** start of Data extract **

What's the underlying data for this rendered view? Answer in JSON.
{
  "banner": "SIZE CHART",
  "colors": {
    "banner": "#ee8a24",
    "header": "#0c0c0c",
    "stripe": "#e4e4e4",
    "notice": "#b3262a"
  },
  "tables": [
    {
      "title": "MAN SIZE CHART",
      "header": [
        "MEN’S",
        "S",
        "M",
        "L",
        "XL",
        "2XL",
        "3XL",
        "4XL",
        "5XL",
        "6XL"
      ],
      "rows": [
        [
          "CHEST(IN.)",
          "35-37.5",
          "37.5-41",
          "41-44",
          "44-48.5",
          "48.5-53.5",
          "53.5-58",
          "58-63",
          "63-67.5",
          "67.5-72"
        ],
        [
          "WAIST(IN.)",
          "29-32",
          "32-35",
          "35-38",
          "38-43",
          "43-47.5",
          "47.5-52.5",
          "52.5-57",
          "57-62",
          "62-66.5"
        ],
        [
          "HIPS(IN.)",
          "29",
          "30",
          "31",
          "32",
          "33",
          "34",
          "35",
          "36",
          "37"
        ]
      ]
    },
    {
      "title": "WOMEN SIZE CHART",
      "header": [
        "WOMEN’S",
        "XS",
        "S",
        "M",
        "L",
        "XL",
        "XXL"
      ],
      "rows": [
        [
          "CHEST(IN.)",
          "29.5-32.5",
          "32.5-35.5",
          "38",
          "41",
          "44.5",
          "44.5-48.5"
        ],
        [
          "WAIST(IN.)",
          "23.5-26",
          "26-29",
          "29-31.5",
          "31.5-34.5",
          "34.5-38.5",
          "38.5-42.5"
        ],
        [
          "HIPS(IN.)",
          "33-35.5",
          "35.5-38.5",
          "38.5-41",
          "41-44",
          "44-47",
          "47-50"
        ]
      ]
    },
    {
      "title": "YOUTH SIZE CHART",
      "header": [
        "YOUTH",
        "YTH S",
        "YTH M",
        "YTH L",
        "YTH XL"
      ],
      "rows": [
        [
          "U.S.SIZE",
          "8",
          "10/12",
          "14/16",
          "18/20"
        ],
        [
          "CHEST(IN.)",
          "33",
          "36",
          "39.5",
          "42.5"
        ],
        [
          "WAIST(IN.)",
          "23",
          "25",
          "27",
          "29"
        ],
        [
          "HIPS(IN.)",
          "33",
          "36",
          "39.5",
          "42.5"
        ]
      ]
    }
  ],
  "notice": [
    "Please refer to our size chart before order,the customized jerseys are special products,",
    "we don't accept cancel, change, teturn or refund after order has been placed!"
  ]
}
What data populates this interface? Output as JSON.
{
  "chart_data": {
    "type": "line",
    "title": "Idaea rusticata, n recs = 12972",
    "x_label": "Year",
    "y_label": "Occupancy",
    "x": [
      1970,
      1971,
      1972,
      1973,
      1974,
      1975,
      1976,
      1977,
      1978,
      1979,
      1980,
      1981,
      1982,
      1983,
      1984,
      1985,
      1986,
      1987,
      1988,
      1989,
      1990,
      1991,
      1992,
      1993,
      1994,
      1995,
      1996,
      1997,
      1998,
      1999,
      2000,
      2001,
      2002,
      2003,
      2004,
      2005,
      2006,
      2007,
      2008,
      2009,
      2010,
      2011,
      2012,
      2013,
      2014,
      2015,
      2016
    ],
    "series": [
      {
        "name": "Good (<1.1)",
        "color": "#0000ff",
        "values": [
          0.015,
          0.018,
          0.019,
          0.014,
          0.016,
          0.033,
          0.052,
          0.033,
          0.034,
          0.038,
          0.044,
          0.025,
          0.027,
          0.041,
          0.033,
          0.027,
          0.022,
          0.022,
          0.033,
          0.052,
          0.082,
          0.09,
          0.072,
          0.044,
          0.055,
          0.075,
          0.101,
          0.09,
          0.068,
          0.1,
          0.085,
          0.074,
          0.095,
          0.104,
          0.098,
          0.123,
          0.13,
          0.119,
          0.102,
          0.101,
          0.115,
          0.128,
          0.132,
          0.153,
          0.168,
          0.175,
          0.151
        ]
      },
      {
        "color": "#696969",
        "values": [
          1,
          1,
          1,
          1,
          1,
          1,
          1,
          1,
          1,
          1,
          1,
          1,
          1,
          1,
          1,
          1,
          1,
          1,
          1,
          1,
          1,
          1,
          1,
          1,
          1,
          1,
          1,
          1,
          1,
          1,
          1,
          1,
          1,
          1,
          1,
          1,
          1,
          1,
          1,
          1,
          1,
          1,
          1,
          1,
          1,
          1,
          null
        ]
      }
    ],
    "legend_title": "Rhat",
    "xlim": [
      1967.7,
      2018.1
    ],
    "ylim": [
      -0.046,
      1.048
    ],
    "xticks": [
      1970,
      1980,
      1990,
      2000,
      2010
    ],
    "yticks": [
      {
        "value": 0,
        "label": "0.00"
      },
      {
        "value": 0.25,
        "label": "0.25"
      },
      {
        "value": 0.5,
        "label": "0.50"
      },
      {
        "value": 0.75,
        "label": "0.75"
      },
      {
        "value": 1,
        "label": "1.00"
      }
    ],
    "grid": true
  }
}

** end of Data extract **

The exercise
Output all records verbatim.

Answer for the task
What's the underlying data for this rendered view? Answer in JSON.
{
  "banner": "SIZE CHART",
  "colors": {
    "banner": "#ee8a24",
    "header": "#0c0c0c",
    "stripe": "#e4e4e4",
    "notice": "#b3262a"
  },
  "tables": [
    {
      "title": "MAN SIZE CHART",
      "header": [
        "MEN’S",
        "S",
        "M",
        "L",
        "XL",
        "2XL",
        "3XL",
        "4XL",
        "5XL",
        "6XL"
      ],
      "rows": [
        [
          "CHEST(IN.)",
          "35-37.5",
          "37.5-41",
          "41-44",
          "44-48.5",
          "48.5-53.5",
          "53.5-58",
          "58-63",
          "63-67.5",
          "67.5-72"
        ],
        [
          "WAIST(IN.)",
          "29-32",
          "32-35",
          "35-38",
          "38-43",
          "43-47.5",
          "47.5-52.5",
          "52.5-57",
          "57-62",
          "62-66.5"
        ],
        [
          "HIPS(IN.)",
          "29",
          "30",
          "31",
          "32",
          "33",
          "34",
          "35",
          "36",
          "37"
        ]
      ]
    },
    {
      "title": "WOMEN SIZE CHART",
      "header": [
        "WOMEN’S",
        "XS",
        "S",
        "M",
        "L",
        "XL",
        "XXL"
      ],
      "rows": [
        [
          "CHEST(IN.)",
          "29.5-32.5",
          "32.5-35.5",
          "38",
          "41",
          "44.5",
          "44.5-48.5"
        ],
        [
          "WAIST(IN.)",
          "23.5-26",
          "26-29",
          "29-31.5",
          "31.5-34.5",
          "34.5-38.5",
          "38.5-42.5"
        ],
        [
          "HIPS(IN.)",
          "33-35.5",
          "35.5-38.5",
          "38.5-41",
          "41-44",
          "44-47",
          "47-50"
        ]
      ]
    },
    {
      "title": "YOUTH SIZE CHART",
      "header": [
        "YOUTH",
        "YTH S",
        "YTH M",
        "YTH L",
        "YTH XL"
      ],
      "rows": [
        [
          "U.S.SIZE",
          "8",
          "10/12",
          "14/16",
          "18/20"
        ],
        [
          "CHEST(IN.)",
          "33",
          "36",
          "39.5",
          "42.5"
        ],
        [
          "WAIST(IN.)",
          "23",
          "25",
          "27",
          "29"
        ],
        [
          "HIPS(IN.)",
          "33",
          "36",
          "39.5",
          "42.5"
        ]
      ]
    }
  ],
  "notice": [
    "Please refer to our size chart before order,the customized jerseys are special products,",
    "we don't accept cancel, change, teturn or refund after order has been placed!"
  ]
}
What data populates this interface? Output as JSON.
{
  "chart_data": {
    "type": "line",
    "title": "Idaea rusticata, n recs = 12972",
    "x_label": "Year",
    "y_label": "Occupancy",
    "x": [
      1970,
      1971,
      1972,
      1973,
      1974,
      1975,
      1976,
      1977,
      1978,
      1979,
      1980,
      1981,
      1982,
      1983,
      1984,
      1985,
      1986,
      1987,
      1988,
      1989,
      1990,
      1991,
      1992,
      1993,
      1994,
      1995,
      1996,
      1997,
      1998,
      1999,
      2000,
      2001,
      2002,
      2003,
      2004,
      2005,
      2006,
      2007,
      2008,
      2009,
      2010,
      2011,
      2012,
      2013,
      2014,
      2015,
      2016
    ],
    "series": [
      {
        "name": "Good (<1.1)",
        "color": "#0000ff",
        "values": [
          0.015,
          0.018,
          0.019,
          0.014,
          0.016,
          0.033,
          0.052,
          0.033,
          0.034,
          0.038,
          0.044,
          0.025,
          0.027,
          0.041,
          0.033,
          0.027,
          0.022,
          0.022,
          0.033,
          0.052,
          0.082,
          0.09,
          0.072,
          0.044,
          0.055,
          0.075,
          0.101,
          0.09,
          0.068,
          0.1,
          0.085,
          0.074,
          0.095,
          0.104,
          0.098,
          0.123,
          0.13,
          0.119,
          0.102,
          0.101,
          0.115,
          0.128,
          0.132,
          0.153,
          0.168,
          0.175,
          0.151
        ]
      },
      {
        "color": "#696969",
        "values": [
          1,
          1,
          1,
          1,
          1,
          1,
          1,
          1,
          1,
          1,
          1,
          1,
          1,
          1,
          1,
          1,
          1,
          1,
          1,
          1,
          1,
          1,
          1,
          1,
          1,
          1,
          1,
          1,
          1,
          1,
          1,
          1,
          1,
          1,
          1,
          1,
          1,
          1,
          1,
          1,
          1,
          1,
          1,
          1,
          1,
          1,
          null
        ]
      }
    ],
    "legend_title": "Rhat",
    "xlim": [
      1967.7,
      2018.1
    ],
    "ylim": [
      -0.046,
      1.048
    ],
    "xticks": [
      1970,
      1980,
      1990,
      2000,
      2010
    ],
    "yticks": [
      {
        "value": 0,
        "label": "0.00"
      },
      {
        "value": 0.25,
        "label": "0.25"
      },
      {
        "value": 0.5,
        "label": "0.50"
      },
      {
        "value": 0.75,
        "label": "0.75"
      },
      {
        "value": 1,
        "label": "1.00"
      }
    ],
    "grid": true
  }
}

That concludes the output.